== The request ==
Go through the records and copy each line where the word "page" occurs.

== Exercise data ==
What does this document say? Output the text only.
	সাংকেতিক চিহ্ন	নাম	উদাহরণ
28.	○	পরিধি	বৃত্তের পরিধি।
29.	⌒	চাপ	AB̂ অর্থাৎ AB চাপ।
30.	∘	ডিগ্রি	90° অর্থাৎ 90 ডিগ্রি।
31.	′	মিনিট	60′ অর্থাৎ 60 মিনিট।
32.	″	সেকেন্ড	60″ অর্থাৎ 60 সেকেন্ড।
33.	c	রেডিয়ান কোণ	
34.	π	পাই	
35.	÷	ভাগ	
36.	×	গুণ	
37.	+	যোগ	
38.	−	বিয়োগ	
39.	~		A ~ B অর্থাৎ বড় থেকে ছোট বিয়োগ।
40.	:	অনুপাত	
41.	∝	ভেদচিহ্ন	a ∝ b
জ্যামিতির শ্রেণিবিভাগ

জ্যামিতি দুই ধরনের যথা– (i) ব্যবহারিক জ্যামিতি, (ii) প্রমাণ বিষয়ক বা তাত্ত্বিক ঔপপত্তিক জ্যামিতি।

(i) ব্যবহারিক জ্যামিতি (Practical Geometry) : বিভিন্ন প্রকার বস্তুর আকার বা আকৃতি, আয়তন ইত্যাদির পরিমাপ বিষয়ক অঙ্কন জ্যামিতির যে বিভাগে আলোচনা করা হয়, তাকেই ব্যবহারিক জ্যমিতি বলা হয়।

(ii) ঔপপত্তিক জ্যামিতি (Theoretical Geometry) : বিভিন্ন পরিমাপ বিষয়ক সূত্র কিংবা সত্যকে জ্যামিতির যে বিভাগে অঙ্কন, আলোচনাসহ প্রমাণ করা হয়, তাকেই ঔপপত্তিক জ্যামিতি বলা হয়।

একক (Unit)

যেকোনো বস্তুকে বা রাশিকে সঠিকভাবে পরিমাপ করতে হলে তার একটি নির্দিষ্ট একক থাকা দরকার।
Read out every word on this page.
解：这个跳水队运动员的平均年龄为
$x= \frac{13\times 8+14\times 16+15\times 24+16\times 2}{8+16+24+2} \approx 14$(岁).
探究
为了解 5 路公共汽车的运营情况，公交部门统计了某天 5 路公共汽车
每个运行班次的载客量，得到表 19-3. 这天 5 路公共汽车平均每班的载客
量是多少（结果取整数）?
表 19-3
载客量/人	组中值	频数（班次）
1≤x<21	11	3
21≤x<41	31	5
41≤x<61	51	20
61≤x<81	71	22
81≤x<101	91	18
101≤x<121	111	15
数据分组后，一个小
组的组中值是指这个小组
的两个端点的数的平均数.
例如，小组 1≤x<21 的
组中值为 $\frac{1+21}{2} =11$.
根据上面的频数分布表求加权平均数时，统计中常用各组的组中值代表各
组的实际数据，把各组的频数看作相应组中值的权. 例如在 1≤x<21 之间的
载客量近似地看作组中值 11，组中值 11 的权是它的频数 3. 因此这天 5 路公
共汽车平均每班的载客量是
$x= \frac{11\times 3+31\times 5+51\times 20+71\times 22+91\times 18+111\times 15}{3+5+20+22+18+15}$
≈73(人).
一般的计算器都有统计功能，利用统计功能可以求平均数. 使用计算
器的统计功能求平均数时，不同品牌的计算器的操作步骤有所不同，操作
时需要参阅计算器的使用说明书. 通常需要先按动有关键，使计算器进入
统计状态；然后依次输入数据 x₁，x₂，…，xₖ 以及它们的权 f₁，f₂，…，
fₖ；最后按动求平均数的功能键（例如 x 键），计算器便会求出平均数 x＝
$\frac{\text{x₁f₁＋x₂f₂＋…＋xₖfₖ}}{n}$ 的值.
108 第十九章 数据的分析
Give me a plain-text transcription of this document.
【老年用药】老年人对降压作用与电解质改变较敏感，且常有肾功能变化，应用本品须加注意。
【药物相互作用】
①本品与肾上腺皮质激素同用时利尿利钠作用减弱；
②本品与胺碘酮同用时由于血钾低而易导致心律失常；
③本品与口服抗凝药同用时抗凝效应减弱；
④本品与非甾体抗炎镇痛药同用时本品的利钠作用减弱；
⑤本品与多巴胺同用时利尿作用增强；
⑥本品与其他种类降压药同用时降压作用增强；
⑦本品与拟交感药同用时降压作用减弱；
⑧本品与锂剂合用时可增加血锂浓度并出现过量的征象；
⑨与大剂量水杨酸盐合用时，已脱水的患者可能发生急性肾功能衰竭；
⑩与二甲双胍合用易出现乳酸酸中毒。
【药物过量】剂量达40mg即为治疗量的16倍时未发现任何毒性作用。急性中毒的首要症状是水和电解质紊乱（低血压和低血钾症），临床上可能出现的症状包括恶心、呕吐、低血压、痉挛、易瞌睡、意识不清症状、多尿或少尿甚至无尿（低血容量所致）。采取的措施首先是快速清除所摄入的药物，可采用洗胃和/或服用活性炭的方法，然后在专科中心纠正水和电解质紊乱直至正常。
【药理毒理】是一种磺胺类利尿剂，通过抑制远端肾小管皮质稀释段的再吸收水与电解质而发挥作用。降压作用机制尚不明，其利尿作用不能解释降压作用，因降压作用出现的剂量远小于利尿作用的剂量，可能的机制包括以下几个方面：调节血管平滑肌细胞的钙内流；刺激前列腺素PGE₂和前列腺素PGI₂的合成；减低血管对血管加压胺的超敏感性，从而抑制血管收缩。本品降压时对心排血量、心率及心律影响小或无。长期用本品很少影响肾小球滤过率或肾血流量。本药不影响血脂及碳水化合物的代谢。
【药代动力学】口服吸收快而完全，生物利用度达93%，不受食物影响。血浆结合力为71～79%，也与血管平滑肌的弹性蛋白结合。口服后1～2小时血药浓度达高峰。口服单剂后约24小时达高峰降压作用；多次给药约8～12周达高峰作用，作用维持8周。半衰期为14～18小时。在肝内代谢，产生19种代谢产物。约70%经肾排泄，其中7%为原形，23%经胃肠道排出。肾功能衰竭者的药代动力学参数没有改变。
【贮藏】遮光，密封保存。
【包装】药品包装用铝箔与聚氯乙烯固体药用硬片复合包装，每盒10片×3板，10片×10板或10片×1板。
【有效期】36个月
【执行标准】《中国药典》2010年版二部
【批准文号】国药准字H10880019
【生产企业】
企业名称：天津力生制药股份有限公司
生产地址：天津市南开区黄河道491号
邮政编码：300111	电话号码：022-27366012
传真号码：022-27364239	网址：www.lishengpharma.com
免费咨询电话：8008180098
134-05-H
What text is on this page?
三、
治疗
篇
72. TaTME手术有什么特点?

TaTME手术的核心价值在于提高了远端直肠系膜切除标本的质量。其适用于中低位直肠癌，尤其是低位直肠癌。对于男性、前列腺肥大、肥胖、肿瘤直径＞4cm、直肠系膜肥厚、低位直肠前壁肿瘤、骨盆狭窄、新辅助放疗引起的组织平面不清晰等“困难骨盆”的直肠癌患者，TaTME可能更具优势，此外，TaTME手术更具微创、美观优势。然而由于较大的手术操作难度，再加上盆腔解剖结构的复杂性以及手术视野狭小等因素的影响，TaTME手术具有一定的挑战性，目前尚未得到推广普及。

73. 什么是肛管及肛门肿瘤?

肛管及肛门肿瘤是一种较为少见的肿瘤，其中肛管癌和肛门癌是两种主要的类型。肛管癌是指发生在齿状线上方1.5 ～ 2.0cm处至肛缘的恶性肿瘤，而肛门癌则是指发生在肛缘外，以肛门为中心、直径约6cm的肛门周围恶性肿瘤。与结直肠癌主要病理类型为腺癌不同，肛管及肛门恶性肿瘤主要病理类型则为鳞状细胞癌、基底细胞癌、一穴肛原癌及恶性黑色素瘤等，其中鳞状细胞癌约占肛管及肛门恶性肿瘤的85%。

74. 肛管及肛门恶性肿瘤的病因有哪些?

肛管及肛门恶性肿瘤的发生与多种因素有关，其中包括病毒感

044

== Task result ==
Read out every word on this page.
What text is on this page?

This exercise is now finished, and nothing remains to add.